Start of DATASET ROWS

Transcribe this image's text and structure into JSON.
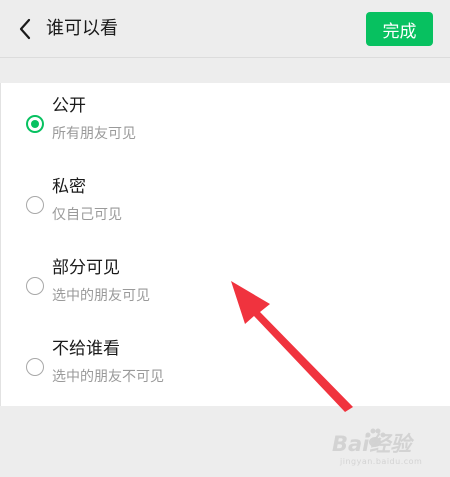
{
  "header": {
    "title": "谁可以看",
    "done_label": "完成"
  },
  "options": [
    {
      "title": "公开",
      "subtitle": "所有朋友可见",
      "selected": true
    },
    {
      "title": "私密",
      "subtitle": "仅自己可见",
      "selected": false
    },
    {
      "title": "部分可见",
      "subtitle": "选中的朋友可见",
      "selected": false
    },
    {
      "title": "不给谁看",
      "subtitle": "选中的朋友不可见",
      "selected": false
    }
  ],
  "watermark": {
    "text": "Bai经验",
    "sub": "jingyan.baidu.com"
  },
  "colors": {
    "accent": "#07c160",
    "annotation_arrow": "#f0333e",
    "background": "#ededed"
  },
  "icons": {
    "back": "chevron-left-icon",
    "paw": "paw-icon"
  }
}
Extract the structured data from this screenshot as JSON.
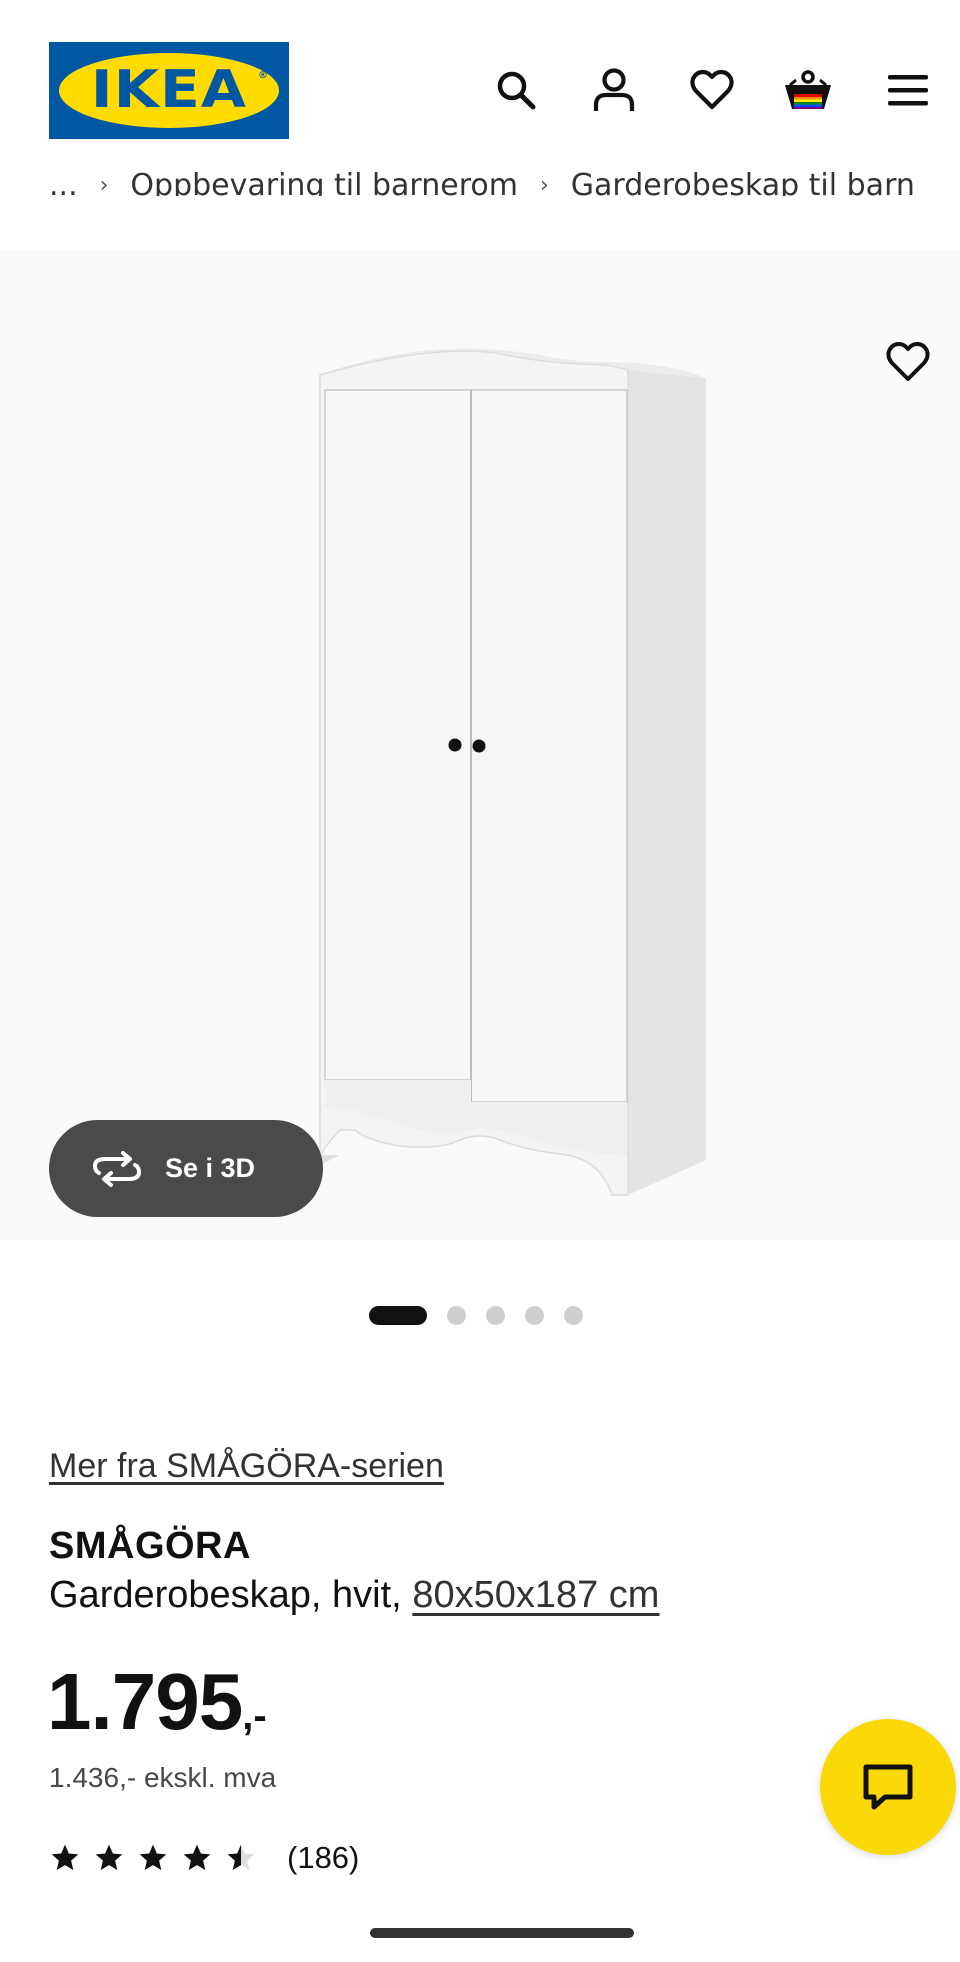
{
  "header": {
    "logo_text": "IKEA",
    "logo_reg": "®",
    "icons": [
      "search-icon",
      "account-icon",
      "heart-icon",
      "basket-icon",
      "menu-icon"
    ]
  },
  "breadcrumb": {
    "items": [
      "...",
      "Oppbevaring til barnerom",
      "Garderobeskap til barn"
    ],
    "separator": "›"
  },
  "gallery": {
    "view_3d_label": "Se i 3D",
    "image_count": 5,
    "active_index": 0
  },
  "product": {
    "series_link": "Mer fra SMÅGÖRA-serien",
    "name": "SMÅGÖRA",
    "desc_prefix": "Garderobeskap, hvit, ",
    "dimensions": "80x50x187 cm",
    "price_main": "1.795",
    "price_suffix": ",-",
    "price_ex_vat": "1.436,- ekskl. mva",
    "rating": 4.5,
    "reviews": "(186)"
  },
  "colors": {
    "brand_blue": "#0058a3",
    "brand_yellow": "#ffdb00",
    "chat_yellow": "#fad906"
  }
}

End of DATASET ROWS

**WHAT TO WORK ON**: Restate the entire listing word for word, excluding pictures.

**RESPONSE**:
Transcribe this image's text and structure into JSON.
{
  "header": {
    "title": "谁可以看",
    "done_label": "完成"
  },
  "options": [
    {
      "title": "公开",
      "subtitle": "所有朋友可见",
      "selected": true
    },
    {
      "title": "私密",
      "subtitle": "仅自己可见",
      "selected": false
    },
    {
      "title": "部分可见",
      "subtitle": "选中的朋友可见",
      "selected": false
    },
    {
      "title": "不给谁看",
      "subtitle": "选中的朋友不可见",
      "selected": false
    }
  ],
  "watermark": {
    "text": "Bai经验",
    "sub": "jingyan.baidu.com"
  },
  "colors": {
    "accent": "#07c160",
    "annotation_arrow": "#f0333e",
    "background": "#ededed"
  },
  "icons": {
    "back": "chevron-left-icon",
    "paw": "paw-icon"
  }
}
Extract the structured data from this screenshot as JSON.
{
  "header": {
    "logo_text": "IKEA",
    "logo_reg": "®",
    "icons": [
      "search-icon",
      "account-icon",
      "heart-icon",
      "basket-icon",
      "menu-icon"
    ]
  },
  "breadcrumb": {
    "items": [
      "...",
      "Oppbevaring til barnerom",
      "Garderobeskap til barn"
    ],
    "separator": "›"
  },
  "gallery": {
    "view_3d_label": "Se i 3D",
    "image_count": 5,
    "active_index": 0
  },
  "product": {
    "series_link": "Mer fra SMÅGÖRA-serien",
    "name": "SMÅGÖRA",
    "desc_prefix": "Garderobeskap, hvit, ",
    "dimensions": "80x50x187 cm",
    "price_main": "1.795",
    "price_suffix": ",-",
    "price_ex_vat": "1.436,- ekskl. mva",
    "rating": 4.5,
    "reviews": "(186)"
  },
  "colors": {
    "brand_blue": "#0058a3",
    "brand_yellow": "#ffdb00",
    "chat_yellow": "#fad906"
  }
}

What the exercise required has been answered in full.